Data items:

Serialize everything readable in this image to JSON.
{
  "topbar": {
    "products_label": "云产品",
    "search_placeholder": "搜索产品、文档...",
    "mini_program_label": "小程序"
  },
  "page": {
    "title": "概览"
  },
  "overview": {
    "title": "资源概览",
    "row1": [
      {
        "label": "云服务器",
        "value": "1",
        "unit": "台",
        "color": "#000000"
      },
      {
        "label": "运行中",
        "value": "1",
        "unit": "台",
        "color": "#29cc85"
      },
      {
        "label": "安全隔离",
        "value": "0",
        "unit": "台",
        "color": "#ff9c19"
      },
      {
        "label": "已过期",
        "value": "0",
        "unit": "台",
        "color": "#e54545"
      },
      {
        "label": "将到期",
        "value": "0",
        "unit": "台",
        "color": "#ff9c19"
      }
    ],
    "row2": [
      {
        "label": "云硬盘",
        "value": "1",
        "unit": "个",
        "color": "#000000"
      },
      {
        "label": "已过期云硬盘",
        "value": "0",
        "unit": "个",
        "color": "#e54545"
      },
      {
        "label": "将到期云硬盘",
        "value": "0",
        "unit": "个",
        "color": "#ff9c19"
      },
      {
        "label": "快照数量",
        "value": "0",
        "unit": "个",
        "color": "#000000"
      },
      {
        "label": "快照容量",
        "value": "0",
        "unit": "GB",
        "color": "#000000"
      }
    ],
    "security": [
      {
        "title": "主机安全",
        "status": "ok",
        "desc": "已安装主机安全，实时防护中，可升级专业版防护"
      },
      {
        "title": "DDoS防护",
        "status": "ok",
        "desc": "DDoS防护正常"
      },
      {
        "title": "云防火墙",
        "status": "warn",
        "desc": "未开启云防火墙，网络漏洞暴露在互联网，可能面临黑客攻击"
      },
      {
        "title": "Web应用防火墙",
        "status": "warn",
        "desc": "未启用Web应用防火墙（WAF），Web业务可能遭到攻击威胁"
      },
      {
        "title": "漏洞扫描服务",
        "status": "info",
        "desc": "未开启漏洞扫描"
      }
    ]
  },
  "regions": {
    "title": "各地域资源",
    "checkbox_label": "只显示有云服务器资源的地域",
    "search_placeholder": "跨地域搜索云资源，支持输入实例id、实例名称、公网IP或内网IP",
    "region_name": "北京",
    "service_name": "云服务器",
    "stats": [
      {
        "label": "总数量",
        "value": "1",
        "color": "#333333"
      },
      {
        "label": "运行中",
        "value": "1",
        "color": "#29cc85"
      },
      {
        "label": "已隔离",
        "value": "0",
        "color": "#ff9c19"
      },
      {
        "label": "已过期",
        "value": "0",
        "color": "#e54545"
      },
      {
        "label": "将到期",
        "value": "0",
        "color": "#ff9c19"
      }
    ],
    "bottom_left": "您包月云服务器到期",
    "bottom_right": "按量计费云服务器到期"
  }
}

* GOAL:
Identify the lines in the records above that contain the word "desc", then state how many there are and nothing more.

* THE RESPONSE:
5